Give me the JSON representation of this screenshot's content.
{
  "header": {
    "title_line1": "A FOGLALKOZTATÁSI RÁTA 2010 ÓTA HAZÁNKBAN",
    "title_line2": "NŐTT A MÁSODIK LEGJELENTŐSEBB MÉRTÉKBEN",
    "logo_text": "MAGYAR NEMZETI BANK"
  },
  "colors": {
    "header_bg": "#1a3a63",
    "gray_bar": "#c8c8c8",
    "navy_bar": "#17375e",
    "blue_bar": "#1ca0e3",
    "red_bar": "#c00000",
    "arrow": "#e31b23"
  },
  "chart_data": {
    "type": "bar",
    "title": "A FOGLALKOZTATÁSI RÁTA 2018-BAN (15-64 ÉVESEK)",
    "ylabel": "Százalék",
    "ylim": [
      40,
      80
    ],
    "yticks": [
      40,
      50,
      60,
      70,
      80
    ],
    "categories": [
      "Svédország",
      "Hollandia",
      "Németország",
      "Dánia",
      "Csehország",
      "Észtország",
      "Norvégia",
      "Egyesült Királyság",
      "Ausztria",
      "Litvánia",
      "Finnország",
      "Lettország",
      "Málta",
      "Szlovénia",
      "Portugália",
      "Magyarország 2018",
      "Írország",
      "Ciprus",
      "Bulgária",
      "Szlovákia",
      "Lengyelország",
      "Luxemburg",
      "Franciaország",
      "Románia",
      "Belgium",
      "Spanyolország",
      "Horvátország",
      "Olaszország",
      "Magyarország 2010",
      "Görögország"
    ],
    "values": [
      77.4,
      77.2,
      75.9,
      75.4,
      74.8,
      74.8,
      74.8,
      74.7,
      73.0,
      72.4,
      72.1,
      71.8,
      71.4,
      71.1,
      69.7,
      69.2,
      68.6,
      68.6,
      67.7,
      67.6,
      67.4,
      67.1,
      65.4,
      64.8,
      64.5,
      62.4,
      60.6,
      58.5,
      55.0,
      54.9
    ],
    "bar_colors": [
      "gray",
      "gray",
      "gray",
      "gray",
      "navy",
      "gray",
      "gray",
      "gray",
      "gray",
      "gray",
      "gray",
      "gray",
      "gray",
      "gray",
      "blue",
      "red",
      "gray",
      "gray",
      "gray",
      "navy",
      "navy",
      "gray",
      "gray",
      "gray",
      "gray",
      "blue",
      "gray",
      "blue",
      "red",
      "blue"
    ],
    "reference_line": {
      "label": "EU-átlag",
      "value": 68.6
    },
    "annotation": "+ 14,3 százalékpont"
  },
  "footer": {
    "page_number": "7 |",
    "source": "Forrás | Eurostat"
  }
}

++++

All of the data needs to be reproduced exactly, with no line missing.

Give me the JSON representation of this screenshot's content.
{
  "header": {
    "title_line1": "A FOGLALKOZTATÁSI RÁTA 2010 ÓTA HAZÁNKBAN",
    "title_line2": "NŐTT A MÁSODIK LEGJELENTŐSEBB MÉRTÉKBEN",
    "logo_text": "MAGYAR NEMZETI BANK"
  },
  "colors": {
    "header_bg": "#1a3a63",
    "gray_bar": "#c8c8c8",
    "navy_bar": "#17375e",
    "blue_bar": "#1ca0e3",
    "red_bar": "#c00000",
    "arrow": "#e31b23"
  },
  "chart_data": {
    "type": "bar",
    "title": "A FOGLALKOZTATÁSI RÁTA 2018-BAN (15-64 ÉVESEK)",
    "ylabel": "Százalék",
    "ylim": [
      40,
      80
    ],
    "yticks": [
      40,
      50,
      60,
      70,
      80
    ],
    "categories": [
      "Svédország",
      "Hollandia",
      "Németország",
      "Dánia",
      "Csehország",
      "Észtország",
      "Norvégia",
      "Egyesült Királyság",
      "Ausztria",
      "Litvánia",
      "Finnország",
      "Lettország",
      "Málta",
      "Szlovénia",
      "Portugália",
      "Magyarország 2018",
      "Írország",
      "Ciprus",
      "Bulgária",
      "Szlovákia",
      "Lengyelország",
      "Luxemburg",
      "Franciaország",
      "Románia",
      "Belgium",
      "Spanyolország",
      "Horvátország",
      "Olaszország",
      "Magyarország 2010",
      "Görögország"
    ],
    "values": [
      77.4,
      77.2,
      75.9,
      75.4,
      74.8,
      74.8,
      74.8,
      74.7,
      73.0,
      72.4,
      72.1,
      71.8,
      71.4,
      71.1,
      69.7,
      69.2,
      68.6,
      68.6,
      67.7,
      67.6,
      67.4,
      67.1,
      65.4,
      64.8,
      64.5,
      62.4,
      60.6,
      58.5,
      55.0,
      54.9
    ],
    "bar_colors": [
      "gray",
      "gray",
      "gray",
      "gray",
      "navy",
      "gray",
      "gray",
      "gray",
      "gray",
      "gray",
      "gray",
      "gray",
      "gray",
      "gray",
      "blue",
      "red",
      "gray",
      "gray",
      "gray",
      "navy",
      "navy",
      "gray",
      "gray",
      "gray",
      "gray",
      "blue",
      "gray",
      "blue",
      "red",
      "blue"
    ],
    "reference_line": {
      "label": "EU-átlag",
      "value": 68.6
    },
    "annotation": "+ 14,3 százalékpont"
  },
  "footer": {
    "page_number": "7 |",
    "source": "Forrás | Eurostat"
  }
}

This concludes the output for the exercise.